◆ Work to be completed ◆
All the data should come back exactly as it was given.
start Rows
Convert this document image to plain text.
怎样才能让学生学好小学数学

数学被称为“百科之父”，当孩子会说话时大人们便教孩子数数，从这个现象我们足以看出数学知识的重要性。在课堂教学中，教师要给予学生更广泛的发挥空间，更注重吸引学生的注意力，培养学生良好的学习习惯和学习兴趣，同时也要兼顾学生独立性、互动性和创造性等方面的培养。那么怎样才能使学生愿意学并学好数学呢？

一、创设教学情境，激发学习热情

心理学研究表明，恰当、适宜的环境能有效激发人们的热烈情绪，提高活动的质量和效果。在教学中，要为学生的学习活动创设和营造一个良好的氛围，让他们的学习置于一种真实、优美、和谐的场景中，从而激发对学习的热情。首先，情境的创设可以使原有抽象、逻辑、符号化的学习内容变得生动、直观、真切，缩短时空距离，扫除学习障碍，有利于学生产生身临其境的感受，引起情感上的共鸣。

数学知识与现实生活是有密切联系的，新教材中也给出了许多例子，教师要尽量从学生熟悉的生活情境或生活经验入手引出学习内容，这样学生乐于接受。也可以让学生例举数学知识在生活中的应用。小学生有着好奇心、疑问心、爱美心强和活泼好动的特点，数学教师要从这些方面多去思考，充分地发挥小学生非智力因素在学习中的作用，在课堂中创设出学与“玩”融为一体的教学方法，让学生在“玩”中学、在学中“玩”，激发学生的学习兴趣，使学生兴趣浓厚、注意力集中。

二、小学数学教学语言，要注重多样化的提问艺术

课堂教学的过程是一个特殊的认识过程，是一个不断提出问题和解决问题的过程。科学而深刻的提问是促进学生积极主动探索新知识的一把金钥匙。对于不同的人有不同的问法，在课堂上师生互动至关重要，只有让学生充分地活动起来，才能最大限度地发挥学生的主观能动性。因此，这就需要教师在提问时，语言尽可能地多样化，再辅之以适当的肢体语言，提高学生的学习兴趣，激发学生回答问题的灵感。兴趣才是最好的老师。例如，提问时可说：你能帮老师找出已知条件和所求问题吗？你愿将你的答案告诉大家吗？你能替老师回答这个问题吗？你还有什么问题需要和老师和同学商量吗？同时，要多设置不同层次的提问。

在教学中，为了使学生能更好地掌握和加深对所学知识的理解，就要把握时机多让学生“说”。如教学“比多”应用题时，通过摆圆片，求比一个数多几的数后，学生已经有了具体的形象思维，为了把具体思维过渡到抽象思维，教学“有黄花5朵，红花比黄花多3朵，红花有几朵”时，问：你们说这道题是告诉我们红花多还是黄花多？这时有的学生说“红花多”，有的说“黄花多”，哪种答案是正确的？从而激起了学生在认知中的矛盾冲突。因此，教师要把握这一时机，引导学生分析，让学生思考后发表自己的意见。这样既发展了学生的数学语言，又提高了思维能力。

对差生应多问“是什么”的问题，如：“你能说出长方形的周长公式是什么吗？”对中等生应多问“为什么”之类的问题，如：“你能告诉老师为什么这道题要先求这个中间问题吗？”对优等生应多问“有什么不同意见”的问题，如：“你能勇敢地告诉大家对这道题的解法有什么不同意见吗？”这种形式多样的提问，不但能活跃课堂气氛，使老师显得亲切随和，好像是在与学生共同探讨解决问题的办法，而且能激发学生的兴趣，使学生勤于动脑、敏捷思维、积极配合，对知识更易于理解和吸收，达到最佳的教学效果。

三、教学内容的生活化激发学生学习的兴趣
end Rows
◆ Right answer ◆
Convert this document image to plain text.
怎样才能让学生学好小学数学

数学被称为“百科之父”，当孩子会说话时大人们便教孩子数数，从这个现象我们足以看出数学知识的重要性。在课堂教学中，教师要给予学生更广泛的发挥空间，更注重吸引学生的注意力，培养学生良好的学习习惯和学习兴趣，同时也要兼顾学生独立性、互动性和创造性等方面的培养。那么怎样才能使学生愿意学并学好数学呢？

一、创设教学情境，激发学习热情

心理学研究表明，恰当、适宜的环境能有效激发人们的热烈情绪，提高活动的质量和效果。在教学中，要为学生的学习活动创设和营造一个良好的氛围，让他们的学习置于一种真实、优美、和谐的场景中，从而激发对学习的热情。首先，情境的创设可以使原有抽象、逻辑、符号化的学习内容变得生动、直观、真切，缩短时空距离，扫除学习障碍，有利于学生产生身临其境的感受，引起情感上的共鸣。

数学知识与现实生活是有密切联系的，新教材中也给出了许多例子，教师要尽量从学生熟悉的生活情境或生活经验入手引出学习内容，这样学生乐于接受。也可以让学生例举数学知识在生活中的应用。小学生有着好奇心、疑问心、爱美心强和活泼好动的特点，数学教师要从这些方面多去思考，充分地发挥小学生非智力因素在学习中的作用，在课堂中创设出学与“玩”融为一体的教学方法，让学生在“玩”中学、在学中“玩”，激发学生的学习兴趣，使学生兴趣浓厚、注意力集中。

二、小学数学教学语言，要注重多样化的提问艺术

课堂教学的过程是一个特殊的认识过程，是一个不断提出问题和解决问题的过程。科学而深刻的提问是促进学生积极主动探索新知识的一把金钥匙。对于不同的人有不同的问法，在课堂上师生互动至关重要，只有让学生充分地活动起来，才能最大限度地发挥学生的主观能动性。因此，这就需要教师在提问时，语言尽可能地多样化，再辅之以适当的肢体语言，提高学生的学习兴趣，激发学生回答问题的灵感。兴趣才是最好的老师。例如，提问时可说：你能帮老师找出已知条件和所求问题吗？你愿将你的答案告诉大家吗？你能替老师回答这个问题吗？你还有什么问题需要和老师和同学商量吗？同时，要多设置不同层次的提问。

在教学中，为了使学生能更好地掌握和加深对所学知识的理解，就要把握时机多让学生“说”。如教学“比多”应用题时，通过摆圆片，求比一个数多几的数后，学生已经有了具体的形象思维，为了把具体思维过渡到抽象思维，教学“有黄花5朵，红花比黄花多3朵，红花有几朵”时，问：你们说这道题是告诉我们红花多还是黄花多？这时有的学生说“红花多”，有的说“黄花多”，哪种答案是正确的？从而激起了学生在认知中的矛盾冲突。因此，教师要把握这一时机，引导学生分析，让学生思考后发表自己的意见。这样既发展了学生的数学语言，又提高了思维能力。

对差生应多问“是什么”的问题，如：“你能说出长方形的周长公式是什么吗？”对中等生应多问“为什么”之类的问题，如：“你能告诉老师为什么这道题要先求这个中间问题吗？”对优等生应多问“有什么不同意见”的问题，如：“你能勇敢地告诉大家对这道题的解法有什么不同意见吗？”这种形式多样的提问，不但能活跃课堂气氛，使老师显得亲切随和，好像是在与学生共同探讨解决问题的办法，而且能激发学生的兴趣，使学生勤于动脑、敏捷思维、积极配合，对知识更易于理解和吸收，达到最佳的教学效果。

三、教学内容的生活化激发学生学习的兴趣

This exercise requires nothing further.